Referee

Climbing the Ladder: Referees' calls through the years

It’s Referee Week here at MLSsoccer.com, and that makes it the perfect time to examine the officiating statistics over the league’s previous 15 seasons. How has the refereeing changed, and are there any changes in how games have been called during the regular season and the postseason?

First, let’s take a look at the stats for the regular season on a per game basis (at right).

Per-Game Discipline in Regular Season
Year Fouls Yellows Reds Penalties
1996 27.70 3.26 0.18 0.31
1997 28.64 2.86 0.23 0.34
1998 28.14 3.22 0.31 0.29
1999 28.97 3.20 0.28 0.21
2000 33.97 3.83 0.28 0.34
2001 32.98 3.96 0.28 0.33
2002 32.56 4.09 0.31 0.34
2003 32.24 3.66 0.25 0.39
2004 30.49 3.53 0.23 0.33
2005 29.53 3.64 0.22 0.31
2006 29.03 3.59 0.23 0.23
2007 28.33 3.71 0.28 0.29
2008 24.81 3.59 0.28 0.23
2009 22.93 3.74 0.36 0.28
2010 21.98 3.11 0.23 0.23
2011 23.93 3.18 0.29 0.28

The most notable change throughout the years is the number of fouls. In 2008, the US Soccer Federation issued a directive to increase the flow of the game with fewer interruptions from minor infractions. Since then, there has been quite a noticeable decrease.

WHAT IS REQUIRED: Retype the stretch of the refereeing statistics article from "It’s Referee Week" through "basis (at right)." word for word.

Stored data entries
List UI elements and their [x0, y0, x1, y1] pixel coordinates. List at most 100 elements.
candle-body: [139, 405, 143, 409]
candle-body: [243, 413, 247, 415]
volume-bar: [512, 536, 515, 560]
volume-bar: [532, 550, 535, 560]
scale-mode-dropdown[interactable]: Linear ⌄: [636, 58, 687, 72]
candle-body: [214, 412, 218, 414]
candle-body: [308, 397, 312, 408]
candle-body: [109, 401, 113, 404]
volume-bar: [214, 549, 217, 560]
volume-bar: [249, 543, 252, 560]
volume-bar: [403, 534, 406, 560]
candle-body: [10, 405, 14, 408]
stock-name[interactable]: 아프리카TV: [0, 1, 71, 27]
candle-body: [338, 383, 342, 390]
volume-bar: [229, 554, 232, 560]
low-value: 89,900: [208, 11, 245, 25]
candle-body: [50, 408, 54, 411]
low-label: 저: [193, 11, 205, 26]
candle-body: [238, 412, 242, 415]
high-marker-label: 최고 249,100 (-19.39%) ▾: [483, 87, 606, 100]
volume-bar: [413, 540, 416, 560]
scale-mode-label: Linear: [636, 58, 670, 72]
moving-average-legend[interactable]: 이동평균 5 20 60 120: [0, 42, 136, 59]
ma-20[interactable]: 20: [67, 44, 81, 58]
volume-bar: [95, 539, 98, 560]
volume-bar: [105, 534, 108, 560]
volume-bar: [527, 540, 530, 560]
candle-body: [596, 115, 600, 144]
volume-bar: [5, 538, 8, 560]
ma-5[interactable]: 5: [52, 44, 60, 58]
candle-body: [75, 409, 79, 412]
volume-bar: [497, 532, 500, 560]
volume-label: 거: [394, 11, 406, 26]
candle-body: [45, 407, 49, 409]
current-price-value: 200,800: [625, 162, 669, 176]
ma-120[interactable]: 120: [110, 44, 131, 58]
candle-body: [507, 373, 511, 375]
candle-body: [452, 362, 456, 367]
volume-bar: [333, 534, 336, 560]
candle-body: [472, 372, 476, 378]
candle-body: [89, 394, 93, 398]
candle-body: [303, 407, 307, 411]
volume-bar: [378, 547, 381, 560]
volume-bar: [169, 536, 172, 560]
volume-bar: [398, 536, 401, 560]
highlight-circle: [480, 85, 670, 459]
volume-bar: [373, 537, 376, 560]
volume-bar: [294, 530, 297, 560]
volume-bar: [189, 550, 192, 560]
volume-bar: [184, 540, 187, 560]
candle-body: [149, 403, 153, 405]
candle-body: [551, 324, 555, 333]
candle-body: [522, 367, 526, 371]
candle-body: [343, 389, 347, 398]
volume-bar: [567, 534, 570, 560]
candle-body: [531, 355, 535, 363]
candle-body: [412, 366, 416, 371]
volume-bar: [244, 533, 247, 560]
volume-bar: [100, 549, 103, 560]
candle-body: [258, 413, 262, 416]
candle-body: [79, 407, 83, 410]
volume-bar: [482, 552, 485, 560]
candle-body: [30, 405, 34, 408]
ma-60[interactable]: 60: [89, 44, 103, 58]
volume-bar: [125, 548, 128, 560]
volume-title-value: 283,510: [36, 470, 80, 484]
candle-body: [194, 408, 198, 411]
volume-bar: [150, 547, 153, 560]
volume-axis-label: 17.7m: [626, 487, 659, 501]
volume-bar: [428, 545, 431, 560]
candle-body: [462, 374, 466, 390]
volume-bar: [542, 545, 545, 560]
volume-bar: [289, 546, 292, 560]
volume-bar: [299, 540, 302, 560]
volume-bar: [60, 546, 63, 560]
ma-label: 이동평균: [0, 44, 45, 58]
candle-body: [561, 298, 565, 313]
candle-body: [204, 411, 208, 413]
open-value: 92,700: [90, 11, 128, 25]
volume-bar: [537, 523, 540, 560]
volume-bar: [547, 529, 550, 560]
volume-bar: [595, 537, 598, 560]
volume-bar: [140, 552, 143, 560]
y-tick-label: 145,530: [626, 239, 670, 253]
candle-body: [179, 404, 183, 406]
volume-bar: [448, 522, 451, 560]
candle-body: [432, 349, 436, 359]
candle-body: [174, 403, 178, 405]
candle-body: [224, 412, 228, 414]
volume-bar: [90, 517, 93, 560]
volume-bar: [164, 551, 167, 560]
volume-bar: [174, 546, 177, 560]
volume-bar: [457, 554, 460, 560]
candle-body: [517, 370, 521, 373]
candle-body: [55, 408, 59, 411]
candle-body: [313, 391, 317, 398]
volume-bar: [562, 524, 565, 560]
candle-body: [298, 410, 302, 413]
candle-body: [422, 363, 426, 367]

ANSWER BELOW:
It’s Referee Week here at MLSsoccer.com, and that makes it the perfect time to examine the officiating statistics over the league’s previous 15 seasons. How has the refereeing changed, and are there any changes in how games have been called during the regular season and the postseason?

First, let’s take a look at the stats for the regular season on a per game basis (at right).